> [INSTRUCTIONS TO FOLLOW]: Using the listing below, report all lines holding the word "Description".

> [INPUT RECORDS]:

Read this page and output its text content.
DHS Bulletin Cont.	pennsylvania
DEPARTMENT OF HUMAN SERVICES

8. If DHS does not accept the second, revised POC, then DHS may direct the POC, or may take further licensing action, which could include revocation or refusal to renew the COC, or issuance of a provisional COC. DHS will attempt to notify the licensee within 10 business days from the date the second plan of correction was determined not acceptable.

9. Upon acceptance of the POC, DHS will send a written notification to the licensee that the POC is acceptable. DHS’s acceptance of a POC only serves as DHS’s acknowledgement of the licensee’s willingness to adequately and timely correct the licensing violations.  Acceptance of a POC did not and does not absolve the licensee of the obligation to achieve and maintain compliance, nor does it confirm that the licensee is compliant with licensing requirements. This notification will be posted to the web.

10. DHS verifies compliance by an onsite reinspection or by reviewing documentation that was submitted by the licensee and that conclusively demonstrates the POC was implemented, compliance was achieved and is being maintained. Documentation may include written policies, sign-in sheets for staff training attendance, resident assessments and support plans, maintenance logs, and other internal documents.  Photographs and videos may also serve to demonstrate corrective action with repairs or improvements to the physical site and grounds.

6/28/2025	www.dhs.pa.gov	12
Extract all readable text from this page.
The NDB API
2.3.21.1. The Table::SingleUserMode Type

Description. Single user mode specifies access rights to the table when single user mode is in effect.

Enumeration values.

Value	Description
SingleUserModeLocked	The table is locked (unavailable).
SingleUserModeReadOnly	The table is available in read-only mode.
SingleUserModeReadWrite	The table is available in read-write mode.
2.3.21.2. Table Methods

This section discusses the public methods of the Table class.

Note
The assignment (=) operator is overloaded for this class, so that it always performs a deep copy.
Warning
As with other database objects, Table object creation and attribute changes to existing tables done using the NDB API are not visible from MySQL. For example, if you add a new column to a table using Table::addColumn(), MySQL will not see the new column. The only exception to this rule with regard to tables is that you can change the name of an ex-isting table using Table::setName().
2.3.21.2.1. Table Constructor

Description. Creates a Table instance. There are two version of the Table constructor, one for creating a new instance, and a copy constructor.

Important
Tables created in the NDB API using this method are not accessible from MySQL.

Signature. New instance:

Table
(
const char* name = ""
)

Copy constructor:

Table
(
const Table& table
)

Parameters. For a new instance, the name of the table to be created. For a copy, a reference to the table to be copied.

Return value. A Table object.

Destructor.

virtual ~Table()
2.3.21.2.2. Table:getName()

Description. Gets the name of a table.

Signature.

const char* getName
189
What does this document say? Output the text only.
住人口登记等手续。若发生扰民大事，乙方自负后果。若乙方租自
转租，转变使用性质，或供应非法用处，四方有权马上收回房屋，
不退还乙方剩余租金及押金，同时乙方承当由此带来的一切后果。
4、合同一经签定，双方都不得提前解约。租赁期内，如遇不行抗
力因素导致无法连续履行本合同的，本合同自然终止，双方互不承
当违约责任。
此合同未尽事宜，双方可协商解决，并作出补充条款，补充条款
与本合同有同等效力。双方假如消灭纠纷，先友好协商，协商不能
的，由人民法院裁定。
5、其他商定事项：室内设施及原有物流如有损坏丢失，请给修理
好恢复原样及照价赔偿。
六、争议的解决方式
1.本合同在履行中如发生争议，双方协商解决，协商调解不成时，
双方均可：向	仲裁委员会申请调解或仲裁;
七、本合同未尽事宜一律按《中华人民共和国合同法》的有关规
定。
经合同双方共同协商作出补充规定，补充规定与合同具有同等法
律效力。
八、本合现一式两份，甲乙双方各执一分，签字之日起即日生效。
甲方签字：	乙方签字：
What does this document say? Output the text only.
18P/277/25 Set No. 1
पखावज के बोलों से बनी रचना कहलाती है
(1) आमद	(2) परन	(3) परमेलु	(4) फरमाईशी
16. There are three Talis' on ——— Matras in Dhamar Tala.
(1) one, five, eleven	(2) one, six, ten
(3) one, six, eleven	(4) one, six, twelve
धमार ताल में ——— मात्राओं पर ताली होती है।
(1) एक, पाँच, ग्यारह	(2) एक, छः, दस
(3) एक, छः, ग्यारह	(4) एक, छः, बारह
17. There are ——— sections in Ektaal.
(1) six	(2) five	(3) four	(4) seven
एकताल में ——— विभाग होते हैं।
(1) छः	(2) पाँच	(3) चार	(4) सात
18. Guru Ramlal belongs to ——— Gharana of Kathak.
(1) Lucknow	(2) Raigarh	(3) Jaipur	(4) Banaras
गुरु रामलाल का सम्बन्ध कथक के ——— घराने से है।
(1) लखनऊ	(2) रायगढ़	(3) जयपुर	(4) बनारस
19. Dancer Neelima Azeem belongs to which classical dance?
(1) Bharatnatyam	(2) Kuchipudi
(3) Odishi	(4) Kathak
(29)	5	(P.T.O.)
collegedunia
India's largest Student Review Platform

> [SOLUTION TO THIS TASK]:
Description. Single user mode specifies access rights to the table when single user mode is in effect.
Value	Description
Description. Creates a Table instance. There are two version of the Table constructor, one for creating a new instance, and a copy constructor.
Description. Gets the name of a table.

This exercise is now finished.